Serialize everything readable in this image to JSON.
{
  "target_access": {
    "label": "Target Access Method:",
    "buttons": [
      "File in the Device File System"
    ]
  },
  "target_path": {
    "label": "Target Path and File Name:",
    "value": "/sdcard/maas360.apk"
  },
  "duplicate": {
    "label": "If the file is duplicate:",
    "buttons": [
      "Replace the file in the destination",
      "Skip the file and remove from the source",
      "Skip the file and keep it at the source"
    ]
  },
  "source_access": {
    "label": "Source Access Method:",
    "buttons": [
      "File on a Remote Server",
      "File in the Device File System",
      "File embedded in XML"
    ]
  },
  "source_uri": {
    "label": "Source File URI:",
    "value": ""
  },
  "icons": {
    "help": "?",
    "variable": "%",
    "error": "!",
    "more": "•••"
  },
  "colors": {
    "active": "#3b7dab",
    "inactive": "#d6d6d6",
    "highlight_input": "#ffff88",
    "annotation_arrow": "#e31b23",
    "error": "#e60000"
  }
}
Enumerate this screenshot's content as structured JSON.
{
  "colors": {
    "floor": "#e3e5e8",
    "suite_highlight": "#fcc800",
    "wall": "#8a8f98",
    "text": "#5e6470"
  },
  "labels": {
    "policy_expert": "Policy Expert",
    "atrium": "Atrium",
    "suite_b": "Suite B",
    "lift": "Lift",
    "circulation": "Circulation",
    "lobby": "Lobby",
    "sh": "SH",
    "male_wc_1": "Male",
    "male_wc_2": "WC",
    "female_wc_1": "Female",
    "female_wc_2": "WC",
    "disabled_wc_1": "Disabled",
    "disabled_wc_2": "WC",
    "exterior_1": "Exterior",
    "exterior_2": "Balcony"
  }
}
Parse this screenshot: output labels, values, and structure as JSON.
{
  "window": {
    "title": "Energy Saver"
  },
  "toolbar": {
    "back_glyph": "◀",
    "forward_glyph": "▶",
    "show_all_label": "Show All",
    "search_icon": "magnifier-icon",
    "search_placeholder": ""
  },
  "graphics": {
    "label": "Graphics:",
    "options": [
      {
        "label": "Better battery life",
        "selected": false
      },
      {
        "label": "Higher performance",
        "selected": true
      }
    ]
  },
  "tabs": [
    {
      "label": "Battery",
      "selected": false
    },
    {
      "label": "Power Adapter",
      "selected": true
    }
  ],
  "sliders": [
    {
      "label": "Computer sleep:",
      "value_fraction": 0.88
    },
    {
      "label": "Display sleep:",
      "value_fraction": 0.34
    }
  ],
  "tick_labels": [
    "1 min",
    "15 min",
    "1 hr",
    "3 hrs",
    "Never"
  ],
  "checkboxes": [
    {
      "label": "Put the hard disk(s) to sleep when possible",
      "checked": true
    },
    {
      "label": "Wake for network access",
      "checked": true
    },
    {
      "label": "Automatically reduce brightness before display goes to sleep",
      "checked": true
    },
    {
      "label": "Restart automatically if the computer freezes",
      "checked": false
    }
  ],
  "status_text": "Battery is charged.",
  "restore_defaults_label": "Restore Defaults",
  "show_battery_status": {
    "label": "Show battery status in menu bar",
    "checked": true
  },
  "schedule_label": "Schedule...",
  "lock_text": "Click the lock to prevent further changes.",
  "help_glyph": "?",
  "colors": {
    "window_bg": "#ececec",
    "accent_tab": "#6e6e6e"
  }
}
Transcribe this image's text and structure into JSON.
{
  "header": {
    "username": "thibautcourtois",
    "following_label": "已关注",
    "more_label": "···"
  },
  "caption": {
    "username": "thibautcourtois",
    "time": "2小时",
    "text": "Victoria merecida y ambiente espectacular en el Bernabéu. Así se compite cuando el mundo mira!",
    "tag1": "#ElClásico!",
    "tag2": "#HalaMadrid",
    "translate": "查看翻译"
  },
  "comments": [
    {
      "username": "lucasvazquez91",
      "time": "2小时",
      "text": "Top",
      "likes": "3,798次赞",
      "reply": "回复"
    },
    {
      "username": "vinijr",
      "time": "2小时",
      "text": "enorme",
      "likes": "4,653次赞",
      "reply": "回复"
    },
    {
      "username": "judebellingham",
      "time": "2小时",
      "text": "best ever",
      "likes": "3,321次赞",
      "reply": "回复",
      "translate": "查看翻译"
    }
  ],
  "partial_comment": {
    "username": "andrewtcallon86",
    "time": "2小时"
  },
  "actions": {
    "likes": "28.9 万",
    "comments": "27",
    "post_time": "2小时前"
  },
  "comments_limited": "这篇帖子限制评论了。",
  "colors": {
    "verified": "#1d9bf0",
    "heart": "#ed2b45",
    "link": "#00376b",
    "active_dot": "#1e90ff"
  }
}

» **PROBLEM**:
Extract the listing in its entirety, matching it exactly.

» **EXERCISE SOLUTION**:
Serialize everything readable in this image to JSON.
{
  "target_access": {
    "label": "Target Access Method:",
    "buttons": [
      "File in the Device File System"
    ]
  },
  "target_path": {
    "label": "Target Path and File Name:",
    "value": "/sdcard/maas360.apk"
  },
  "duplicate": {
    "label": "If the file is duplicate:",
    "buttons": [
      "Replace the file in the destination",
      "Skip the file and remove from the source",
      "Skip the file and keep it at the source"
    ]
  },
  "source_access": {
    "label": "Source Access Method:",
    "buttons": [
      "File on a Remote Server",
      "File in the Device File System",
      "File embedded in XML"
    ]
  },
  "source_uri": {
    "label": "Source File URI:",
    "value": ""
  },
  "icons": {
    "help": "?",
    "variable": "%",
    "error": "!",
    "more": "•••"
  },
  "colors": {
    "active": "#3b7dab",
    "inactive": "#d6d6d6",
    "highlight_input": "#ffff88",
    "annotation_arrow": "#e31b23",
    "error": "#e60000"
  }
}
Enumerate this screenshot's content as structured JSON.
{
  "colors": {
    "floor": "#e3e5e8",
    "suite_highlight": "#fcc800",
    "wall": "#8a8f98",
    "text": "#5e6470"
  },
  "labels": {
    "policy_expert": "Policy Expert",
    "atrium": "Atrium",
    "suite_b": "Suite B",
    "lift": "Lift",
    "circulation": "Circulation",
    "lobby": "Lobby",
    "sh": "SH",
    "male_wc_1": "Male",
    "male_wc_2": "WC",
    "female_wc_1": "Female",
    "female_wc_2": "WC",
    "disabled_wc_1": "Disabled",
    "disabled_wc_2": "WC",
    "exterior_1": "Exterior",
    "exterior_2": "Balcony"
  }
}
Parse this screenshot: output labels, values, and structure as JSON.
{
  "window": {
    "title": "Energy Saver"
  },
  "toolbar": {
    "back_glyph": "◀",
    "forward_glyph": "▶",
    "show_all_label": "Show All",
    "search_icon": "magnifier-icon",
    "search_placeholder": ""
  },
  "graphics": {
    "label": "Graphics:",
    "options": [
      {
        "label": "Better battery life",
        "selected": false
      },
      {
        "label": "Higher performance",
        "selected": true
      }
    ]
  },
  "tabs": [
    {
      "label": "Battery",
      "selected": false
    },
    {
      "label": "Power Adapter",
      "selected": true
    }
  ],
  "sliders": [
    {
      "label": "Computer sleep:",
      "value_fraction": 0.88
    },
    {
      "label": "Display sleep:",
      "value_fraction": 0.34
    }
  ],
  "tick_labels": [
    "1 min",
    "15 min",
    "1 hr",
    "3 hrs",
    "Never"
  ],
  "checkboxes": [
    {
      "label": "Put the hard disk(s) to sleep when possible",
      "checked": true
    },
    {
      "label": "Wake for network access",
      "checked": true
    },
    {
      "label": "Automatically reduce brightness before display goes to sleep",
      "checked": true
    },
    {
      "label": "Restart automatically if the computer freezes",
      "checked": false
    }
  ],
  "status_text": "Battery is charged.",
  "restore_defaults_label": "Restore Defaults",
  "show_battery_status": {
    "label": "Show battery status in menu bar",
    "checked": true
  },
  "schedule_label": "Schedule...",
  "lock_text": "Click the lock to prevent further changes.",
  "help_glyph": "?",
  "colors": {
    "window_bg": "#ececec",
    "accent_tab": "#6e6e6e"
  }
}
Transcribe this image's text and structure into JSON.
{
  "header": {
    "username": "thibautcourtois",
    "following_label": "已关注",
    "more_label": "···"
  },
  "caption": {
    "username": "thibautcourtois",
    "time": "2小时",
    "text": "Victoria merecida y ambiente espectacular en el Bernabéu. Así se compite cuando el mundo mira!",
    "tag1": "#ElClásico!",
    "tag2": "#HalaMadrid",
    "translate": "查看翻译"
  },
  "comments": [
    {
      "username": "lucasvazquez91",
      "time": "2小时",
      "text": "Top",
      "likes": "3,798次赞",
      "reply": "回复"
    },
    {
      "username": "vinijr",
      "time": "2小时",
      "text": "enorme",
      "likes": "4,653次赞",
      "reply": "回复"
    },
    {
      "username": "judebellingham",
      "time": "2小时",
      "text": "best ever",
      "likes": "3,321次赞",
      "reply": "回复",
      "translate": "查看翻译"
    }
  ],
  "partial_comment": {
    "username": "andrewtcallon86",
    "time": "2小时"
  },
  "actions": {
    "likes": "28.9 万",
    "comments": "27",
    "post_time": "2小时前"
  },
  "comments_limited": "这篇帖子限制评论了。",
  "colors": {
    "verified": "#1d9bf0",
    "heart": "#ed2b45",
    "link": "#00376b",
    "active_dot": "#1e90ff"
  }
}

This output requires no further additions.